> [Dataset rows]:
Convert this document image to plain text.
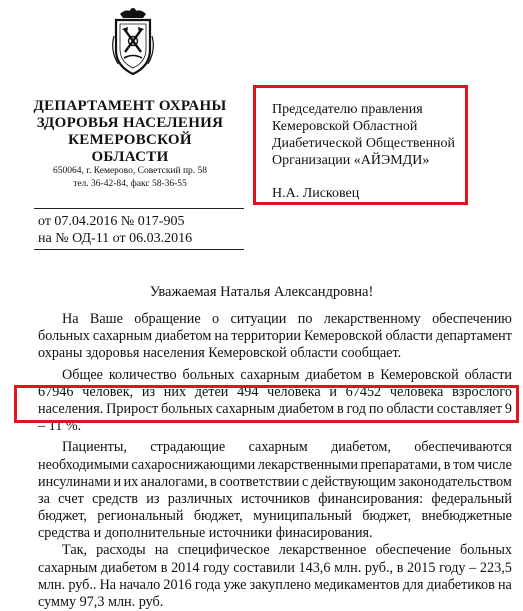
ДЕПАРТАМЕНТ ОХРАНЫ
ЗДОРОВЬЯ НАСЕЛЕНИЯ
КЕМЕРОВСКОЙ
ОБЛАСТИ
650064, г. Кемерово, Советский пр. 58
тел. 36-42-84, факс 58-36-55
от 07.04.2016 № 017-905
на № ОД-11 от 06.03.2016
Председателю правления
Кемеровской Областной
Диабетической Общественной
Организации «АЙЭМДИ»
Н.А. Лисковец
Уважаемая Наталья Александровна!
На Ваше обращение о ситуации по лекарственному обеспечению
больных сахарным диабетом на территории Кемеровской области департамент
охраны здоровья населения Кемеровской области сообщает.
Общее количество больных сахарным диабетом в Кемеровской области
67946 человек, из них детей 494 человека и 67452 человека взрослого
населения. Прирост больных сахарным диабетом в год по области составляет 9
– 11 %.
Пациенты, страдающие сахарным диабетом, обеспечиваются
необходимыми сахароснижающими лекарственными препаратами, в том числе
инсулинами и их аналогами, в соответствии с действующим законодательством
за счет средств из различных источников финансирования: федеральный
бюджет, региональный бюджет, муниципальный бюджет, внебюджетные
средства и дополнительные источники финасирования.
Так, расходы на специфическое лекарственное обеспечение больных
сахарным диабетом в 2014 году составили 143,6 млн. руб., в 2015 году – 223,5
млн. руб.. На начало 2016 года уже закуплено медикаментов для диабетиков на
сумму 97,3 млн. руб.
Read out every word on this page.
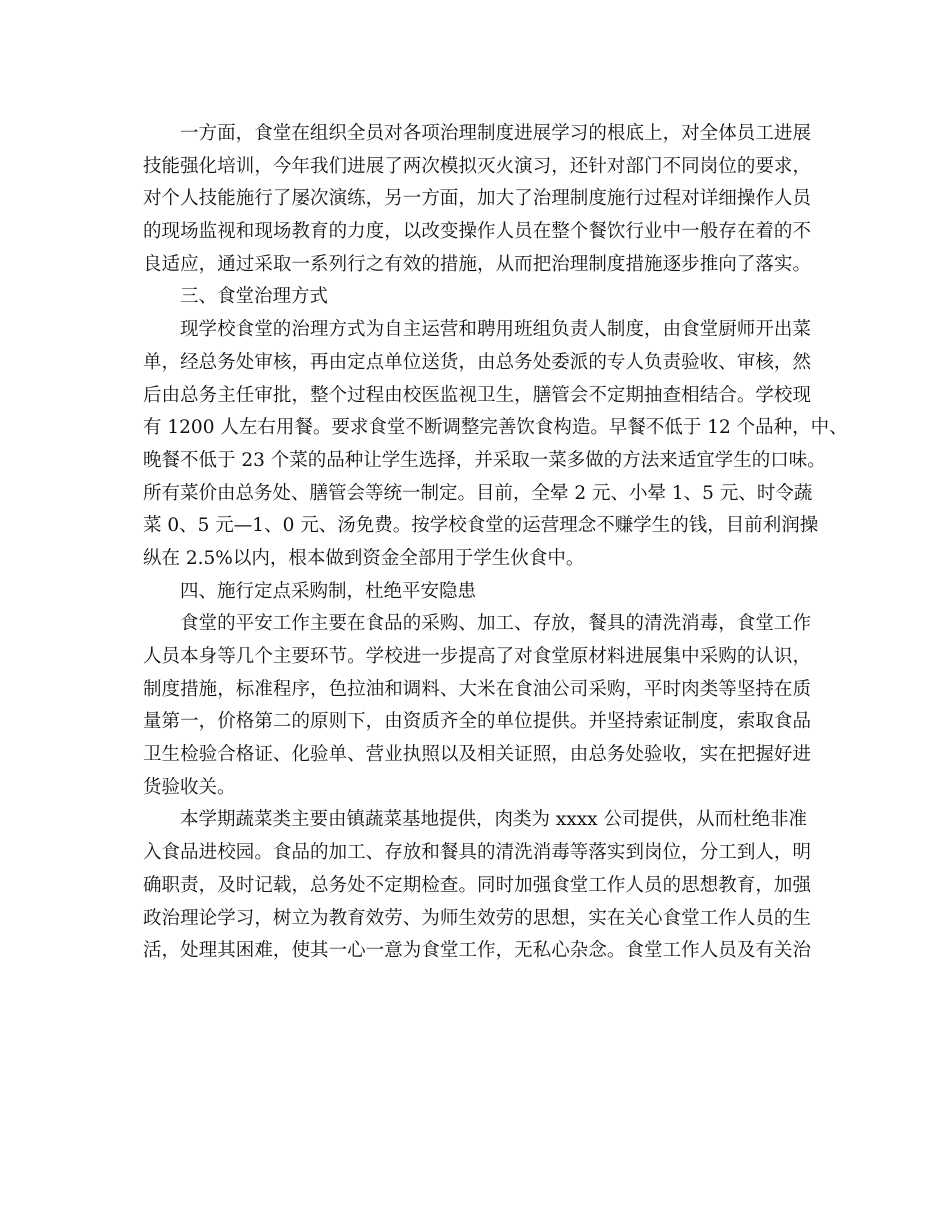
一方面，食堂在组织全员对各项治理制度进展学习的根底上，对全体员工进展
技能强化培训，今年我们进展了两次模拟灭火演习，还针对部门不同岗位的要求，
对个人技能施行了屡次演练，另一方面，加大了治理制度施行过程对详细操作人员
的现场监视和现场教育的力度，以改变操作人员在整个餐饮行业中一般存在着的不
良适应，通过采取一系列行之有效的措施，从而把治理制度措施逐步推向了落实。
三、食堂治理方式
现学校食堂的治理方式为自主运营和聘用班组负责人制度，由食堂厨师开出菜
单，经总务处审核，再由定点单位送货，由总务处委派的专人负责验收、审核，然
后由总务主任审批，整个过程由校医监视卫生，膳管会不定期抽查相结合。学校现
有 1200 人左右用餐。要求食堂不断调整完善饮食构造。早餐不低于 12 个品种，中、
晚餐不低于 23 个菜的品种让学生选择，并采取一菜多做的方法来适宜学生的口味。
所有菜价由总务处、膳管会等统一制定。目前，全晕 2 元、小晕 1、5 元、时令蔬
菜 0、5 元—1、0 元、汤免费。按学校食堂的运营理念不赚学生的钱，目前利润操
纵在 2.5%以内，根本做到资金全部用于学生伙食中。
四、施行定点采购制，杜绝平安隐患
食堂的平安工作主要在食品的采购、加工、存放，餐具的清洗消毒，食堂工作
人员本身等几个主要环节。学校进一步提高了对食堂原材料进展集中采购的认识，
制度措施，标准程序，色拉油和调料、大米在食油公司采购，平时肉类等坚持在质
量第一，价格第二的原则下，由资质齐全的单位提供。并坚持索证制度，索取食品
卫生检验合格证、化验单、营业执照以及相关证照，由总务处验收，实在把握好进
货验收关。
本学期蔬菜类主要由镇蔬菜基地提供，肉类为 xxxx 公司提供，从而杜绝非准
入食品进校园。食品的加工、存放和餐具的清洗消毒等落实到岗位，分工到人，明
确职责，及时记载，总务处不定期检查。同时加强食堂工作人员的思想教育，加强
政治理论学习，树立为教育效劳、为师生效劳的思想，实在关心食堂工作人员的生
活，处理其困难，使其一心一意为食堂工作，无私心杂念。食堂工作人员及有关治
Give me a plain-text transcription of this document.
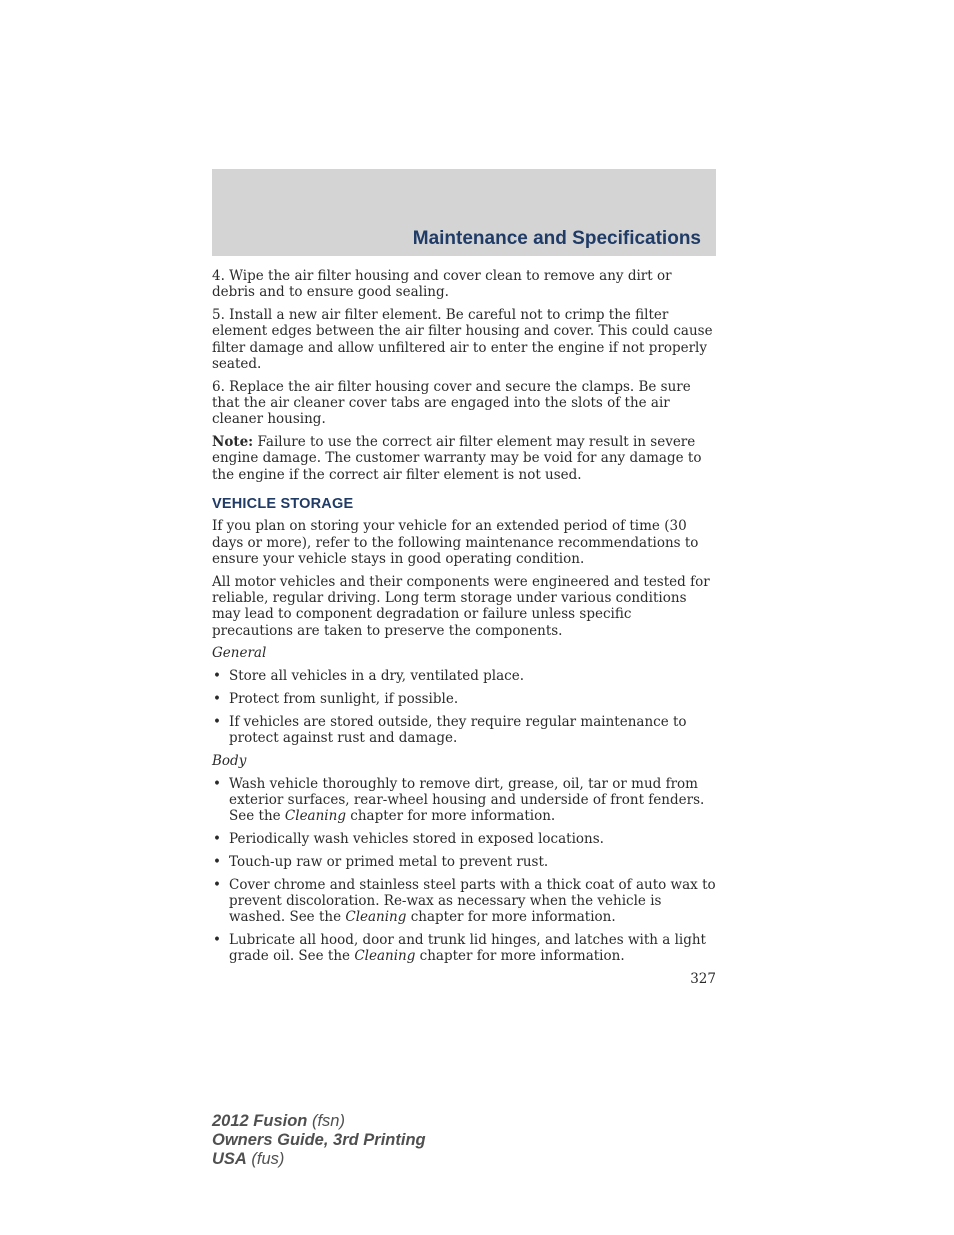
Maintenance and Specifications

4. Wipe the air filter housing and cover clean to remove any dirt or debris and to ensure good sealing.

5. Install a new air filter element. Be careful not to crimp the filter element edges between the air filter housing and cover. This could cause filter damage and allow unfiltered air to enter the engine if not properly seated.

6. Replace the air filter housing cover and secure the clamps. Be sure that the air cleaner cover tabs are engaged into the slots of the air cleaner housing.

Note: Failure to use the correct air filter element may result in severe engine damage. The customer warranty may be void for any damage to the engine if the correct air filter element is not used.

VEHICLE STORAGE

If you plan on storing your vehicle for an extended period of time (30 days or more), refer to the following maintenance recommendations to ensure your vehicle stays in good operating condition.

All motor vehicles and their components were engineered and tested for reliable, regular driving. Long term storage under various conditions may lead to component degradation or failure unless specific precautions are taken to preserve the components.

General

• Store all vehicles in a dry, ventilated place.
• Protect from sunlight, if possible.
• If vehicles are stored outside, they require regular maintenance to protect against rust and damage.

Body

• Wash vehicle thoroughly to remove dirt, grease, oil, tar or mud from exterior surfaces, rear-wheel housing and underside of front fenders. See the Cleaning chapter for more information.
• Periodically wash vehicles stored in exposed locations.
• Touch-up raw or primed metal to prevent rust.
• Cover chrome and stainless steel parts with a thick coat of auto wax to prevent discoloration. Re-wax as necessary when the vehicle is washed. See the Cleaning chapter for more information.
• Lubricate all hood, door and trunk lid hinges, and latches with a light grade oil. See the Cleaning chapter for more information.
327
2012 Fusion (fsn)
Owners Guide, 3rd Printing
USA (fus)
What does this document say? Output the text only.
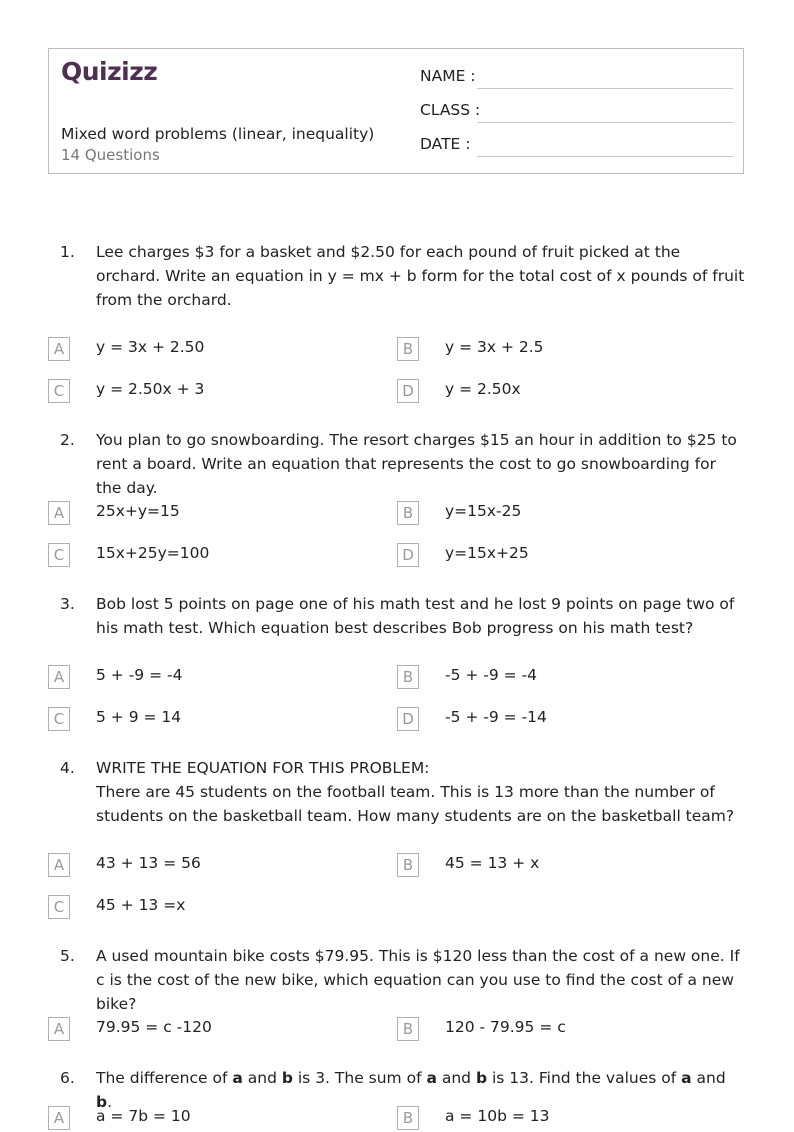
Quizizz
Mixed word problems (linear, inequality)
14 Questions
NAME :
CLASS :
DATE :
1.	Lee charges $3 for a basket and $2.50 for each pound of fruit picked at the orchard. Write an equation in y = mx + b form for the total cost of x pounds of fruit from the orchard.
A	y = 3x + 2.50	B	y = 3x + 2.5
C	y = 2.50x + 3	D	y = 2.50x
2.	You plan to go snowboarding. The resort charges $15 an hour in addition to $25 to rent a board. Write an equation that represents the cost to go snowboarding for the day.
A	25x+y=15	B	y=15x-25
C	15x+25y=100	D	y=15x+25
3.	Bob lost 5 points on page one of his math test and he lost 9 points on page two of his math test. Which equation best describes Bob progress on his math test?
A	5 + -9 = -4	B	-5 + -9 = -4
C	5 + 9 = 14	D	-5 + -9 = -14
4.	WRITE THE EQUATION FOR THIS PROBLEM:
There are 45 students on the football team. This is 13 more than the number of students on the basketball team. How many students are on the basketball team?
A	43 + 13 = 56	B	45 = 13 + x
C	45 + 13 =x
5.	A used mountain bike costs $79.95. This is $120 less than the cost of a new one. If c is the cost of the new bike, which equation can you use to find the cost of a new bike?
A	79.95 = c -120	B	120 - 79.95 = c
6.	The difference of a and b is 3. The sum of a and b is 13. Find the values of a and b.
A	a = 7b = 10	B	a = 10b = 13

> [DO THIS]:
Skip every picture and transcribe the data above exactly.

> [EXPECTED OUTPUT]:
Convert this document image to plain text.
ДЕПАРТАМЕНТ ОХРАНЫ
ЗДОРОВЬЯ НАСЕЛЕНИЯ
КЕМЕРОВСКОЙ
ОБЛАСТИ
650064, г. Кемерово, Советский пр. 58
тел. 36-42-84, факс 58-36-55
от 07.04.2016 № 017-905
на № ОД-11 от 06.03.2016
Председателю правления
Кемеровской Областной
Диабетической Общественной
Организации «АЙЭМДИ»
Н.А. Лисковец
Уважаемая Наталья Александровна!
На Ваше обращение о ситуации по лекарственному обеспечению
больных сахарным диабетом на территории Кемеровской области департамент
охраны здоровья населения Кемеровской области сообщает.
Общее количество больных сахарным диабетом в Кемеровской области
67946 человек, из них детей 494 человека и 67452 человека взрослого
населения. Прирост больных сахарным диабетом в год по области составляет 9
– 11 %.
Пациенты, страдающие сахарным диабетом, обеспечиваются
необходимыми сахароснижающими лекарственными препаратами, в том числе
инсулинами и их аналогами, в соответствии с действующим законодательством
за счет средств из различных источников финансирования: федеральный
бюджет, региональный бюджет, муниципальный бюджет, внебюджетные
средства и дополнительные источники финасирования.
Так, расходы на специфическое лекарственное обеспечение больных
сахарным диабетом в 2014 году составили 143,6 млн. руб., в 2015 году – 223,5
млн. руб.. На начало 2016 года уже закуплено медикаментов для диабетиков на
сумму 97,3 млн. руб.
Read out every word on this page.
一方面，食堂在组织全员对各项治理制度进展学习的根底上，对全体员工进展
技能强化培训，今年我们进展了两次模拟灭火演习，还针对部门不同岗位的要求，
对个人技能施行了屡次演练，另一方面，加大了治理制度施行过程对详细操作人员
的现场监视和现场教育的力度，以改变操作人员在整个餐饮行业中一般存在着的不
良适应，通过采取一系列行之有效的措施，从而把治理制度措施逐步推向了落实。
三、食堂治理方式
现学校食堂的治理方式为自主运营和聘用班组负责人制度，由食堂厨师开出菜
单，经总务处审核，再由定点单位送货，由总务处委派的专人负责验收、审核，然
后由总务主任审批，整个过程由校医监视卫生，膳管会不定期抽查相结合。学校现
有 1200 人左右用餐。要求食堂不断调整完善饮食构造。早餐不低于 12 个品种，中、
晚餐不低于 23 个菜的品种让学生选择，并采取一菜多做的方法来适宜学生的口味。
所有菜价由总务处、膳管会等统一制定。目前，全晕 2 元、小晕 1、5 元、时令蔬
菜 0、5 元—1、0 元、汤免费。按学校食堂的运营理念不赚学生的钱，目前利润操
纵在 2.5%以内，根本做到资金全部用于学生伙食中。
四、施行定点采购制，杜绝平安隐患
食堂的平安工作主要在食品的采购、加工、存放，餐具的清洗消毒，食堂工作
人员本身等几个主要环节。学校进一步提高了对食堂原材料进展集中采购的认识，
制度措施，标准程序，色拉油和调料、大米在食油公司采购，平时肉类等坚持在质
量第一，价格第二的原则下，由资质齐全的单位提供。并坚持索证制度，索取食品
卫生检验合格证、化验单、营业执照以及相关证照，由总务处验收，实在把握好进
货验收关。
本学期蔬菜类主要由镇蔬菜基地提供，肉类为 xxxx 公司提供，从而杜绝非准
入食品进校园。食品的加工、存放和餐具的清洗消毒等落实到岗位，分工到人，明
确职责，及时记载，总务处不定期检查。同时加强食堂工作人员的思想教育，加强
政治理论学习，树立为教育效劳、为师生效劳的思想，实在关心食堂工作人员的生
活，处理其困难，使其一心一意为食堂工作，无私心杂念。食堂工作人员及有关治
Give me a plain-text transcription of this document.
Maintenance and Specifications

4. Wipe the air filter housing and cover clean to remove any dirt or debris and to ensure good sealing.

5. Install a new air filter element. Be careful not to crimp the filter element edges between the air filter housing and cover. This could cause filter damage and allow unfiltered air to enter the engine if not properly seated.

6. Replace the air filter housing cover and secure the clamps. Be sure that the air cleaner cover tabs are engaged into the slots of the air cleaner housing.

Note: Failure to use the correct air filter element may result in severe engine damage. The customer warranty may be void for any damage to the engine if the correct air filter element is not used.

VEHICLE STORAGE

If you plan on storing your vehicle for an extended period of time (30 days or more), refer to the following maintenance recommendations to ensure your vehicle stays in good operating condition.

All motor vehicles and their components were engineered and tested for reliable, regular driving. Long term storage under various conditions may lead to component degradation or failure unless specific precautions are taken to preserve the components.

General

• Store all vehicles in a dry, ventilated place.
• Protect from sunlight, if possible.
• If vehicles are stored outside, they require regular maintenance to protect against rust and damage.

Body

• Wash vehicle thoroughly to remove dirt, grease, oil, tar or mud from exterior surfaces, rear-wheel housing and underside of front fenders. See the Cleaning chapter for more information.
• Periodically wash vehicles stored in exposed locations.
• Touch-up raw or primed metal to prevent rust.
• Cover chrome and stainless steel parts with a thick coat of auto wax to prevent discoloration. Re-wax as necessary when the vehicle is washed. See the Cleaning chapter for more information.
• Lubricate all hood, door and trunk lid hinges, and latches with a light grade oil. See the Cleaning chapter for more information.
327
2012 Fusion (fsn)
Owners Guide, 3rd Printing
USA (fus)
What does this document say? Output the text only.
Quizizz
Mixed word problems (linear, inequality)
14 Questions
NAME :
CLASS :
DATE :
1.	Lee charges $3 for a basket and $2.50 for each pound of fruit picked at the orchard. Write an equation in y = mx + b form for the total cost of x pounds of fruit from the orchard.
A	y = 3x + 2.50	B	y = 3x + 2.5
C	y = 2.50x + 3	D	y = 2.50x
2.	You plan to go snowboarding. The resort charges $15 an hour in addition to $25 to rent a board. Write an equation that represents the cost to go snowboarding for the day.
A	25x+y=15	B	y=15x-25
C	15x+25y=100	D	y=15x+25
3.	Bob lost 5 points on page one of his math test and he lost 9 points on page two of his math test. Which equation best describes Bob progress on his math test?
A	5 + -9 = -4	B	-5 + -9 = -4
C	5 + 9 = 14	D	-5 + -9 = -14
4.	WRITE THE EQUATION FOR THIS PROBLEM:
There are 45 students on the football team. This is 13 more than the number of students on the basketball team. How many students are on the basketball team?
A	43 + 13 = 56	B	45 = 13 + x
C	45 + 13 =x
5.	A used mountain bike costs $79.95. This is $120 less than the cost of a new one. If c is the cost of the new bike, which equation can you use to find the cost of a new bike?
A	79.95 = c -120	B	120 - 79.95 = c
6.	The difference of a and b is 3. The sum of a and b is 13. Find the values of a and b.
A	a = 7b = 10	B	a = 10b = 13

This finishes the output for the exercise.